→ WHAT THE EXERCISE ASKS
Repeat all of the material exactly as given.

## BEGIN SOURCE MATERIAL

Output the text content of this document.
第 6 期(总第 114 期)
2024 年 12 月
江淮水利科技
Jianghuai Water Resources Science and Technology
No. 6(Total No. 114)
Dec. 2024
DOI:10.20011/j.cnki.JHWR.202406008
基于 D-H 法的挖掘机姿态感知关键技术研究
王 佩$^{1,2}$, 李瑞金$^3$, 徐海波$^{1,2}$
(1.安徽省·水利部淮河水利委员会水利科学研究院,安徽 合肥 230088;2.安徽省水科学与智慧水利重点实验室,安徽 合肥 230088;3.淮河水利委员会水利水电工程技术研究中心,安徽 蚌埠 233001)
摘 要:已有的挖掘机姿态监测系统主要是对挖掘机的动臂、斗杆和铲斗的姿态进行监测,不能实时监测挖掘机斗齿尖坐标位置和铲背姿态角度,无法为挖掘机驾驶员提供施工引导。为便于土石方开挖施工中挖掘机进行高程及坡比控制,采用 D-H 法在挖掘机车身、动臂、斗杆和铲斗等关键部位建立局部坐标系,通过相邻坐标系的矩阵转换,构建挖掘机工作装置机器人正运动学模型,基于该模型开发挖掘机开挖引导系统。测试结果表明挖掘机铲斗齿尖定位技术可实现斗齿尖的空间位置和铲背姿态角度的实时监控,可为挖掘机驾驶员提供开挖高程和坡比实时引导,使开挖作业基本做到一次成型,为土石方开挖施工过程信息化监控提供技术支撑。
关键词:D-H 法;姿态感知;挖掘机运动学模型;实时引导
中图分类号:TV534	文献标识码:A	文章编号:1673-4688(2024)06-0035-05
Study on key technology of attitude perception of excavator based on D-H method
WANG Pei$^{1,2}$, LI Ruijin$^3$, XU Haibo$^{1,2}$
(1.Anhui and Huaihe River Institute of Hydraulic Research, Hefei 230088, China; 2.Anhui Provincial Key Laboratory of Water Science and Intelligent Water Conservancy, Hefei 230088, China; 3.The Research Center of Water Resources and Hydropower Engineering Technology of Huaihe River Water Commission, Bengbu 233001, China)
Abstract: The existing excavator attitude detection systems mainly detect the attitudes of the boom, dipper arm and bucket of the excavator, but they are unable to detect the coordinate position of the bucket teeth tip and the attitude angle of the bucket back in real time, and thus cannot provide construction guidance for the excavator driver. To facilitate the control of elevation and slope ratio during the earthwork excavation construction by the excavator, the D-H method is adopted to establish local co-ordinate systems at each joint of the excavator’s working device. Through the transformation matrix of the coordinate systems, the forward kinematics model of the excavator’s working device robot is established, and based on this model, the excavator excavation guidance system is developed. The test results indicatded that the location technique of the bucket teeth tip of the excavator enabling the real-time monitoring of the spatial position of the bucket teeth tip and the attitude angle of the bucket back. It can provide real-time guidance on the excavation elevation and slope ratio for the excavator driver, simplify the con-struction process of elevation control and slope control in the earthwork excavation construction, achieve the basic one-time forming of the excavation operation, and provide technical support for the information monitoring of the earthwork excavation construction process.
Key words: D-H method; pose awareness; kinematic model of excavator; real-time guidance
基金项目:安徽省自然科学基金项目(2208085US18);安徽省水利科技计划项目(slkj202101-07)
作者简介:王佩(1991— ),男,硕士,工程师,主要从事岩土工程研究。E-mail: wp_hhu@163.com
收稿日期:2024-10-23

## END SOURCE MATERIAL

→ SOLUTION TO THE EXERCISE
Output the text content of this document.
第 6 期(总第 114 期)
2024 年 12 月
江淮水利科技
Jianghuai Water Resources Science and Technology
No. 6(Total No. 114)
Dec. 2024
DOI:10.20011/j.cnki.JHWR.202406008
基于 D-H 法的挖掘机姿态感知关键技术研究
王 佩$^{1,2}$, 李瑞金$^3$, 徐海波$^{1,2}$
(1.安徽省·水利部淮河水利委员会水利科学研究院,安徽 合肥 230088;2.安徽省水科学与智慧水利重点实验室,安徽 合肥 230088;3.淮河水利委员会水利水电工程技术研究中心,安徽 蚌埠 233001)
摘 要:已有的挖掘机姿态监测系统主要是对挖掘机的动臂、斗杆和铲斗的姿态进行监测,不能实时监测挖掘机斗齿尖坐标位置和铲背姿态角度,无法为挖掘机驾驶员提供施工引导。为便于土石方开挖施工中挖掘机进行高程及坡比控制,采用 D-H 法在挖掘机车身、动臂、斗杆和铲斗等关键部位建立局部坐标系,通过相邻坐标系的矩阵转换,构建挖掘机工作装置机器人正运动学模型,基于该模型开发挖掘机开挖引导系统。测试结果表明挖掘机铲斗齿尖定位技术可实现斗齿尖的空间位置和铲背姿态角度的实时监控,可为挖掘机驾驶员提供开挖高程和坡比实时引导,使开挖作业基本做到一次成型,为土石方开挖施工过程信息化监控提供技术支撑。
关键词:D-H 法;姿态感知;挖掘机运动学模型;实时引导
中图分类号:TV534	文献标识码:A	文章编号:1673-4688(2024)06-0035-05
Study on key technology of attitude perception of excavator based on D-H method
WANG Pei$^{1,2}$, LI Ruijin$^3$, XU Haibo$^{1,2}$
(1.Anhui and Huaihe River Institute of Hydraulic Research, Hefei 230088, China; 2.Anhui Provincial Key Laboratory of Water Science and Intelligent Water Conservancy, Hefei 230088, China; 3.The Research Center of Water Resources and Hydropower Engineering Technology of Huaihe River Water Commission, Bengbu 233001, China)
Abstract: The existing excavator attitude detection systems mainly detect the attitudes of the boom, dipper arm and bucket of the excavator, but they are unable to detect the coordinate position of the bucket teeth tip and the attitude angle of the bucket back in real time, and thus cannot provide construction guidance for the excavator driver. To facilitate the control of elevation and slope ratio during the earthwork excavation construction by the excavator, the D-H method is adopted to establish local co-ordinate systems at each joint of the excavator’s working device. Through the transformation matrix of the coordinate systems, the forward kinematics model of the excavator’s working device robot is established, and based on this model, the excavator excavation guidance system is developed. The test results indicatded that the location technique of the bucket teeth tip of the excavator enabling the real-time monitoring of the spatial position of the bucket teeth tip and the attitude angle of the bucket back. It can provide real-time guidance on the excavation elevation and slope ratio for the excavator driver, simplify the con-struction process of elevation control and slope control in the earthwork excavation construction, achieve the basic one-time forming of the excavation operation, and provide technical support for the information monitoring of the earthwork excavation construction process.
Key words: D-H method; pose awareness; kinematic model of excavator; real-time guidance
基金项目:安徽省自然科学基金项目(2208085US18);安徽省水利科技计划项目(slkj202101-07)
作者简介:王佩(1991— ),男,硕士,工程师,主要从事岩土工程研究。E-mail: wp_hhu@163.com
收稿日期:2024-10-23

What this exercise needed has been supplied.